> **Text section**
==========

Welcome to the November 2024 edition of Phytogen!
Our annual ASPS conference, incorporating the NZSPB conference is just around the corner! Registrations are still open for the conference and dinner. You can join in the conversation on the day on X using #asps2024. The ASPS Annual General Meeting will be held online on 29th November 2024.
This issue we highlight the other ASPS winners who will be presenting at the conference – Peter Crisp (Peter Goldacre Award), Ashley Jones & Benjamin Schwessinger (Outreach and Education winners), and Sergey Shabala (JG Wood Lecture). We also have a contribution from Dr. Kristine Crous, our Environmental & Ecophysiology Representative, and student contribution from Arka Dutta, PhD student at La Trobe University.
Expression of Interest are still open to be part of ASPS as council members and discipline reps.
We welcome contributions from students and researcher at any time for publication in Phytogen. Its free and a great way to give your research profile a boost and share your findings! Send your contribution to our editors Razlin (razlin.azman@csiro.au) or Lucas (L.Auroux@latrobe.edu.au).
2024 ASPS Award Winner Spotlight: Peter Goldacre Award
School of Agriculture and Food Sustainability, Faculty of Science, University of Queensland & Centre for Crop Science, Queensland Alliance for Agriculture and Food Innovation
Academic profile: UQ Profile
Lab webpage: Crsip lab
Social media (X): @Pete_crisp
Google Scholar: Peter Crisp
Dr Peter Crisp is a Group Leader and Senior Lecturer in the School of Agriculture and Food Sustainability at The University of Queensland. Peter’s research program is focused on crop functional genomics, epigenetics and biotechnology, and has significantly advanced our understanding of the contribution of epigenetics to heritable phenotypic variation in plants. His group has invented groundbreaking technologies for harnessing (epi)genetic variation and their discoveries have led to exciting new avenues for decoding genomes and for the rational engineering of gene regulation for trait improvement in plants. Having benefited immensely from brilliant mentors, Peter is passionate about training. He leads a budding group of talented students and researchers and is a Chief Investigator in the ARC Training Centre in Predictive Breeding and the International Research Training Group for Accelerating Crop Genetic Gain. Peter is also an affiliate of the Queensland Alliance for Agriculture and Food Innovation and the ARC Centre of Excellence for Plant Success in Nature and Agriculture.

==========

[Records drawn from a dataset]

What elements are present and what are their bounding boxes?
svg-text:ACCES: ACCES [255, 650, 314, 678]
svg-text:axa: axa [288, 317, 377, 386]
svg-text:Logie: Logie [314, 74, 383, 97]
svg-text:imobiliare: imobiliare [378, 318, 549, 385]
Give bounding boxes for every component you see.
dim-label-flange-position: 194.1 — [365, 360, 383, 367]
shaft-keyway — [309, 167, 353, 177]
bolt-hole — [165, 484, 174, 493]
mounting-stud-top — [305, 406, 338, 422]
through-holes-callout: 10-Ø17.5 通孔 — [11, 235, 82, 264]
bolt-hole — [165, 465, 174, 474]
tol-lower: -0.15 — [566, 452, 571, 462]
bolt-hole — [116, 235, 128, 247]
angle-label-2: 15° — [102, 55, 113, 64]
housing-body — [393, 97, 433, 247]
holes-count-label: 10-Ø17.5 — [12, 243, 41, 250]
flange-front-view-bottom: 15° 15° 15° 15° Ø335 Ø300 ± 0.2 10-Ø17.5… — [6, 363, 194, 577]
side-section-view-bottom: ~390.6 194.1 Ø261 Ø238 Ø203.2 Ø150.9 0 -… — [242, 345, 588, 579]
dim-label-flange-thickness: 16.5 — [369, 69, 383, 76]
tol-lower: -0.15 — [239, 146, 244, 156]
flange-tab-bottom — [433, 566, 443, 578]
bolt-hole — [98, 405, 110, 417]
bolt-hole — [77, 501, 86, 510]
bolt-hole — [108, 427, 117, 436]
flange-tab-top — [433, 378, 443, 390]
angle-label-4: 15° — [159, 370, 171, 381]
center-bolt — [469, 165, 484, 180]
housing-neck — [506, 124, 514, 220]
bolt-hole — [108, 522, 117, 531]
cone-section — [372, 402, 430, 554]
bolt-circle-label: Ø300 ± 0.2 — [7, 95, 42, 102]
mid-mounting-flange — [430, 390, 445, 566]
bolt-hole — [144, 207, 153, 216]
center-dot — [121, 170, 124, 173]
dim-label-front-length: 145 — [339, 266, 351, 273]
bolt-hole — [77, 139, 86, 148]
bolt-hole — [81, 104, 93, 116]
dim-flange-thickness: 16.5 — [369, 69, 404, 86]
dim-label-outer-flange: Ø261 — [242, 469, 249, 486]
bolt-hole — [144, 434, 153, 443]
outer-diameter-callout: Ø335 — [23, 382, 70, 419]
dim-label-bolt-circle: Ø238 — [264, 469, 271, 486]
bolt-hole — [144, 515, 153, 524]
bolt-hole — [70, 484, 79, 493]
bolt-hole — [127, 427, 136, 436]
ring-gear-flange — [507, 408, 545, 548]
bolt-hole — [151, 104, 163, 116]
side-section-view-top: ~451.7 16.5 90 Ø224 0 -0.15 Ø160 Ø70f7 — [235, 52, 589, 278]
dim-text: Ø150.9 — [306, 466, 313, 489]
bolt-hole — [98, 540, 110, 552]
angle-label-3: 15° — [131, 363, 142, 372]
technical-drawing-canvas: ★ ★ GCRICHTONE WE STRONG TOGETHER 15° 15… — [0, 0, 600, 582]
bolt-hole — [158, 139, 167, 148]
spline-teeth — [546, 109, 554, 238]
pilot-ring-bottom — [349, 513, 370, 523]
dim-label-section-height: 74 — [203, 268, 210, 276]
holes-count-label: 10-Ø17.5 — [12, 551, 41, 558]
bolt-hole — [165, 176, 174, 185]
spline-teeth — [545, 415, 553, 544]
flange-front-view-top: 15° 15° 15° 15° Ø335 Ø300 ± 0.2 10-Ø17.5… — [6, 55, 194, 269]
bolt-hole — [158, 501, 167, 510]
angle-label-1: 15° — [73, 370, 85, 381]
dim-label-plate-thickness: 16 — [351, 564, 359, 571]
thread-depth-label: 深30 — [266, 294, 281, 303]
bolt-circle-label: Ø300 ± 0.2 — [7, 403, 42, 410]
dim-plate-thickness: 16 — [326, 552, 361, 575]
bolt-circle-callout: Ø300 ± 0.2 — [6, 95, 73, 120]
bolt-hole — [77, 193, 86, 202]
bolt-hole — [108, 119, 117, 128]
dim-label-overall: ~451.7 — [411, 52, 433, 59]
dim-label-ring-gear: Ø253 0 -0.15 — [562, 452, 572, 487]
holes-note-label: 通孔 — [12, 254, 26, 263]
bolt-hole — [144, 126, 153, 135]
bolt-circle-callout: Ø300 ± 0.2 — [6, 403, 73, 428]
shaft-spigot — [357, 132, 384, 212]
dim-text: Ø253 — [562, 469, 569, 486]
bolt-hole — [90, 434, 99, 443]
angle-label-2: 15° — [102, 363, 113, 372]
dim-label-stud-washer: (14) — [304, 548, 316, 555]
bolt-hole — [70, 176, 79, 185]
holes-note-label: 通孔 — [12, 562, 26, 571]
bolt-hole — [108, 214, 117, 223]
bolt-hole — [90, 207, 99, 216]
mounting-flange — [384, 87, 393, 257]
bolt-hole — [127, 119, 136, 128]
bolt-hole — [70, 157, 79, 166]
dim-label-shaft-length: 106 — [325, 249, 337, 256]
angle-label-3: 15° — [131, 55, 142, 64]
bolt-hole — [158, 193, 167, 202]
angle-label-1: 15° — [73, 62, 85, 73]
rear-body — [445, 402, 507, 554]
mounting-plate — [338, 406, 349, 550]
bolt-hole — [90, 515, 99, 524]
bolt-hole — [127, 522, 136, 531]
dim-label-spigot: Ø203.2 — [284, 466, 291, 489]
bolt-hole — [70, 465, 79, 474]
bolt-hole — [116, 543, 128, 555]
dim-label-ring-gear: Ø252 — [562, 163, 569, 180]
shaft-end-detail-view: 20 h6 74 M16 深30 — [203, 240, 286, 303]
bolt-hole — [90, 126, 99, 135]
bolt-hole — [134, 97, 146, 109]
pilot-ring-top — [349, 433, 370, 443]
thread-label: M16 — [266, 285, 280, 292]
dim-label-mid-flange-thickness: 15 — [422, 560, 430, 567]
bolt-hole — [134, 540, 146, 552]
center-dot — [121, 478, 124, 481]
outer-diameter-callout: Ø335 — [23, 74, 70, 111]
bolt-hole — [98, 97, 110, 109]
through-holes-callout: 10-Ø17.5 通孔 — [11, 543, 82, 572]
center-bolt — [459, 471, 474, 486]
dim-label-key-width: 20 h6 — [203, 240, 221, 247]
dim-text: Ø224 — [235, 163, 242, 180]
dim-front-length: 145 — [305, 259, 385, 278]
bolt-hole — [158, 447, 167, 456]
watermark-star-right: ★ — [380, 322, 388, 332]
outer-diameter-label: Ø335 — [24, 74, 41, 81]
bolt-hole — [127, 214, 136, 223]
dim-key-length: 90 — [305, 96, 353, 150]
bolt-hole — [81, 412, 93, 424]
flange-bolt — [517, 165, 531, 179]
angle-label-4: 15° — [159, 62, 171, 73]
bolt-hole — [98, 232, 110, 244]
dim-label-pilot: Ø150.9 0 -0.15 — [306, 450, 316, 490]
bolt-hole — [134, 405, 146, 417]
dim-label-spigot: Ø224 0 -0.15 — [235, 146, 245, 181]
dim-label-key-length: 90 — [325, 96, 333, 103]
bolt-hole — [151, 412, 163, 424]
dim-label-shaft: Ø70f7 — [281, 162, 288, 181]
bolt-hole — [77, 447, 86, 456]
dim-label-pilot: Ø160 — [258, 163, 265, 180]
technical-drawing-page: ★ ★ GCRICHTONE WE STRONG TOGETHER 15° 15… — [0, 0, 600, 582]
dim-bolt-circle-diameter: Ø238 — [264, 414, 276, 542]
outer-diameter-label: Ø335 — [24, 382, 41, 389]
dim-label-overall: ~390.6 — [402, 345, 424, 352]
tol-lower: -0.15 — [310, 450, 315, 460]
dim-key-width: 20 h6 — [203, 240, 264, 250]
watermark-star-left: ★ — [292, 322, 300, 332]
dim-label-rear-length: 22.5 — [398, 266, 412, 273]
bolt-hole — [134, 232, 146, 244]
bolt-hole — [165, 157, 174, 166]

==========

> **Directions**
(A) According to the newsletter, when and how will the ASPS Annual General Meeting be held?
(B) Return the newsletter's text starting at "Our annual ASPS" and ending at "La Trobe University.".

> **Expected results**
(A) It will be held online on 29th November 2024.

(B)
Our annual ASPS conference, incorporating the NZSPB conference is just around the corner! Registrations are still open for the conference and dinner. You can join in the conversation on the day on X using #asps2024. The ASPS Annual General Meeting will be held online on 29th November 2024.
This issue we highlight the other ASPS winners who will be presenting at the conference – Peter Crisp (Peter Goldacre Award), Ashley Jones & Benjamin Schwessinger (Outreach and Education winners), and Sergey Shabala (JG Wood Lecture). We also have a contribution from Dr. Kristine Crous, our Environmental & Ecophysiology Representative, and student contribution from Arka Dutta, PhD student at La Trobe University.